-- Written instruction --
Pull every line holding the string "data" from the records below.

-- Entries provided --
* BEGIN *

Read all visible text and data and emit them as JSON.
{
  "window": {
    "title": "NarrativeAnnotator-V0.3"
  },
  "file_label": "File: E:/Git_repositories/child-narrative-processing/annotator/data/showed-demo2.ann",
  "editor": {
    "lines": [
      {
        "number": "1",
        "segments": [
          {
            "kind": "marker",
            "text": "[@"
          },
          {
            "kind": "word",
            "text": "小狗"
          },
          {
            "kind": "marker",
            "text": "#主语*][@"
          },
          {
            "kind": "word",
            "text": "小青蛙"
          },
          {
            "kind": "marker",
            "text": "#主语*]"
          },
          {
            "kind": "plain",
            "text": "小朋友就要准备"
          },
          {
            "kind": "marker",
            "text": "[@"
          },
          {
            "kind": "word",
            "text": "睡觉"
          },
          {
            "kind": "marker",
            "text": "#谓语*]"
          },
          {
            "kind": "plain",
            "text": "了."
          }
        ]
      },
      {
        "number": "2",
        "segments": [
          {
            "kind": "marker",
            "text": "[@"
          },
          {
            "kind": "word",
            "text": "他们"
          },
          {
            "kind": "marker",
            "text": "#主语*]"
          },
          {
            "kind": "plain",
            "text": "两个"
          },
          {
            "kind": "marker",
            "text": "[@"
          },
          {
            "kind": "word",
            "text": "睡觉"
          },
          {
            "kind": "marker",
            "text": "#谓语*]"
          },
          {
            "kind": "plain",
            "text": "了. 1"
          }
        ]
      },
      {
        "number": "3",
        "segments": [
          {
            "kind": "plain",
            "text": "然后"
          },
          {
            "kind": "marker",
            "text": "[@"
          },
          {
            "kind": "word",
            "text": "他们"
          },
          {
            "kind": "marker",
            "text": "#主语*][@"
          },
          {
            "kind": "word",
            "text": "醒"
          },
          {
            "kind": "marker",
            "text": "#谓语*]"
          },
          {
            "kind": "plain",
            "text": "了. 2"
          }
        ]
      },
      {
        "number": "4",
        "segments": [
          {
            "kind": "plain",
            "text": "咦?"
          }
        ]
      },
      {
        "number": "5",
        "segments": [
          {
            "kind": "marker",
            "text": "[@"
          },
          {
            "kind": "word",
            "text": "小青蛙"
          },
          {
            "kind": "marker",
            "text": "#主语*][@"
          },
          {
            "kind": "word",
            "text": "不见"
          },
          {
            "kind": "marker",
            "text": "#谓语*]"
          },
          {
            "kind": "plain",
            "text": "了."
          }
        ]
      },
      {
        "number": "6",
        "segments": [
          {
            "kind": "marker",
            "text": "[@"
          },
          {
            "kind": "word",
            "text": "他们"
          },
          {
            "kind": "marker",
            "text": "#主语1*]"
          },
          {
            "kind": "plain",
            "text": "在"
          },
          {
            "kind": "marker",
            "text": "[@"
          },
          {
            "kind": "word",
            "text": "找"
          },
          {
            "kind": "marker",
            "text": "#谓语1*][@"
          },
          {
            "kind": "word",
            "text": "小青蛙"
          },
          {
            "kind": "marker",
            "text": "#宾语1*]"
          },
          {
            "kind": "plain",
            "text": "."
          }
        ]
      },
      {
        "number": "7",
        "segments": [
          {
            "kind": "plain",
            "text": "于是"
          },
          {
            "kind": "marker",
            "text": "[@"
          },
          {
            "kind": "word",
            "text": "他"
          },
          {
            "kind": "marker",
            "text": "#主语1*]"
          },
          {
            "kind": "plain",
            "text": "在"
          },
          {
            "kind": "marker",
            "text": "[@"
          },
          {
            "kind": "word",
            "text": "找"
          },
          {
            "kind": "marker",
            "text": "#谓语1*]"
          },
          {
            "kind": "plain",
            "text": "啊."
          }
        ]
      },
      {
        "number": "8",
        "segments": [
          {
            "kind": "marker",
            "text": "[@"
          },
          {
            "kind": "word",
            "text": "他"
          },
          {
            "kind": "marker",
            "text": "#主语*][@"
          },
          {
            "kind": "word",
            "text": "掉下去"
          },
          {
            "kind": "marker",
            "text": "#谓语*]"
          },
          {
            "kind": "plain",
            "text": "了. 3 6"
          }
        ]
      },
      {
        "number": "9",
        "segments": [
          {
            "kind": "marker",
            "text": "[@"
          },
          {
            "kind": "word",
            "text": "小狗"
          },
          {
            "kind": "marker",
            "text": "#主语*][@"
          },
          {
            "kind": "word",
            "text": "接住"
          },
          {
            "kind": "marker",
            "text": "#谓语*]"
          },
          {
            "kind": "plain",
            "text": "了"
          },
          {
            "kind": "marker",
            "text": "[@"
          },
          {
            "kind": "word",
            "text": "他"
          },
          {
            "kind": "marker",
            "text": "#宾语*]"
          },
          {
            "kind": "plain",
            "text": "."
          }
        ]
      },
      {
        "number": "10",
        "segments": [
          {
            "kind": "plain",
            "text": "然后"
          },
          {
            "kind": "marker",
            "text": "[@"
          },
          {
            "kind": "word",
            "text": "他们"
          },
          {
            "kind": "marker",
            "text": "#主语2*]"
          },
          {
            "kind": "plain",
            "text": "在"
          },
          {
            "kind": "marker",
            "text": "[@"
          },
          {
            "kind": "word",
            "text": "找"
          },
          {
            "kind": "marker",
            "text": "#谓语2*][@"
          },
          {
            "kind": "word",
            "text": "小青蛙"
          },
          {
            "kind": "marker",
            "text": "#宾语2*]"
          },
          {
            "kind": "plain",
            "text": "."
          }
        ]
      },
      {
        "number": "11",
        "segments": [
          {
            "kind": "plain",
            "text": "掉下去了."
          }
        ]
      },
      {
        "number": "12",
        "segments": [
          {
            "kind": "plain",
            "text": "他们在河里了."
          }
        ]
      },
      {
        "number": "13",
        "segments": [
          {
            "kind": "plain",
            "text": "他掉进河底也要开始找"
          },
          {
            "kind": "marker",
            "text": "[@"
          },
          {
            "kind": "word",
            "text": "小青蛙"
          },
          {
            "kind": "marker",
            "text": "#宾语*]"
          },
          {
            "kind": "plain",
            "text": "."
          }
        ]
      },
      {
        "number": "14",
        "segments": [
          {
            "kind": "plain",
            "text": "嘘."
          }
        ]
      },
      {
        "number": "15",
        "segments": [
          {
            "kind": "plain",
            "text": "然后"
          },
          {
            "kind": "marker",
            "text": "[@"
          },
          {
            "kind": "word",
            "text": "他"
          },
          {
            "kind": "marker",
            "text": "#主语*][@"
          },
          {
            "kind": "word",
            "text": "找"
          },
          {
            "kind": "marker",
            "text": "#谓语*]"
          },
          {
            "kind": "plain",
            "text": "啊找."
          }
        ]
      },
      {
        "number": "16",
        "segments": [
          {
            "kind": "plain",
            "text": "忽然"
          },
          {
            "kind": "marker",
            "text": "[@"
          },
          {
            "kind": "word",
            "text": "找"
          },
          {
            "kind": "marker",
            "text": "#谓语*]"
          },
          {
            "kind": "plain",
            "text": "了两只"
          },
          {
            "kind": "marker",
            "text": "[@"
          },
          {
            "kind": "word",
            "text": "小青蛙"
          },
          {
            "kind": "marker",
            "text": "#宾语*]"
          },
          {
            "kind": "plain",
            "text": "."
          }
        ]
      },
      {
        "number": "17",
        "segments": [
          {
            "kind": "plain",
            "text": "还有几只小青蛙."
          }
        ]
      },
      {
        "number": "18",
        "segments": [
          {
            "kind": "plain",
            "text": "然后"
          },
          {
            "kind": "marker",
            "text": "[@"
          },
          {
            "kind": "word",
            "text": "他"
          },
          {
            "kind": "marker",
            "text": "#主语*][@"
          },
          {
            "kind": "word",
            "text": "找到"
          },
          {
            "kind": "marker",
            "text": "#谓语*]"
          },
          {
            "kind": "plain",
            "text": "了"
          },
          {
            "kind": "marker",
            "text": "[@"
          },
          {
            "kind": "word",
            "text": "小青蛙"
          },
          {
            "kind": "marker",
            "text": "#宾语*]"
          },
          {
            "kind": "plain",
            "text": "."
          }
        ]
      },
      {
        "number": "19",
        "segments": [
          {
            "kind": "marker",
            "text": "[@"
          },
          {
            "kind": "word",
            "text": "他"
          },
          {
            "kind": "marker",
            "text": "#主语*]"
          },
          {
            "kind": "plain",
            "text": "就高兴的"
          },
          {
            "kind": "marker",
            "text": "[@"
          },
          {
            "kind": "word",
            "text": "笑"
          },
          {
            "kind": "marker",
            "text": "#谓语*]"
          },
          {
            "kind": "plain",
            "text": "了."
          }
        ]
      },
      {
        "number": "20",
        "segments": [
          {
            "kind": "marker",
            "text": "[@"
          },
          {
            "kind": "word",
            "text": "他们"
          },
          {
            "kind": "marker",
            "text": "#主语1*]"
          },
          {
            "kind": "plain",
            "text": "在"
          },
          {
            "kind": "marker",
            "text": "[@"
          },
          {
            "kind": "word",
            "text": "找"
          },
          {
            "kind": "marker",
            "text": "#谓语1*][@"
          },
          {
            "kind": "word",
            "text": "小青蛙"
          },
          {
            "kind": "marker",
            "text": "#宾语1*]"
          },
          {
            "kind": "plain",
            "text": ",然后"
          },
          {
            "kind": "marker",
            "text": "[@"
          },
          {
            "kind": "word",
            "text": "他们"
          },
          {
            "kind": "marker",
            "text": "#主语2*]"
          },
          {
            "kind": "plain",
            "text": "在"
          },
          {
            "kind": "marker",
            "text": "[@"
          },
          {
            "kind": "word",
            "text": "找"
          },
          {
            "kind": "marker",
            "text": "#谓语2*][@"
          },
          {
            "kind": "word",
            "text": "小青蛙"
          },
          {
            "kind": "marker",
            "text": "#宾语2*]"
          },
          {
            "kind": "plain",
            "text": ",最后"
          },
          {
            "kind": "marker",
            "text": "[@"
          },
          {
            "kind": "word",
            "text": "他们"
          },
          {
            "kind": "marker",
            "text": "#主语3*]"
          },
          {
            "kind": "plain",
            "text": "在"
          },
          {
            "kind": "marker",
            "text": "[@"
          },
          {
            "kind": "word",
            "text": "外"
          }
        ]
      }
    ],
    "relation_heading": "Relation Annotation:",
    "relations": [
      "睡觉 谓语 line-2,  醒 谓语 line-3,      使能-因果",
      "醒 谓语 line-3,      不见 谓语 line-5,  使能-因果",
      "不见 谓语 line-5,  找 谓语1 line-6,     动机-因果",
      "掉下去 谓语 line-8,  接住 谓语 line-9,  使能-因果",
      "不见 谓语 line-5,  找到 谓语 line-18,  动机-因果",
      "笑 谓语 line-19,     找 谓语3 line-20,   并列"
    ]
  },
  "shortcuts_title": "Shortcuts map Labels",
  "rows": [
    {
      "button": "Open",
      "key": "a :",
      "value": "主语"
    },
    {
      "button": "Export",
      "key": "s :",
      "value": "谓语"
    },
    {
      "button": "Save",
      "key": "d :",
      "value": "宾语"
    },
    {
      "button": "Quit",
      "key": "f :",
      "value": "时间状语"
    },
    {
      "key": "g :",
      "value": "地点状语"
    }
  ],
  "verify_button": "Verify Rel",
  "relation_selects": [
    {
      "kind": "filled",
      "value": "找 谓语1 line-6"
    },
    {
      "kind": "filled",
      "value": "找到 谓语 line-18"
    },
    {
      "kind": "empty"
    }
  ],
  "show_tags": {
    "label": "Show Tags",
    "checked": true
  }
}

* END *

-- Output for this task --
Read all visible text and data and emit them as JSON.
  "file_label": "File: E:/Git_repositories/child-narrative-processing/annotator/data/showed-demo2.ann",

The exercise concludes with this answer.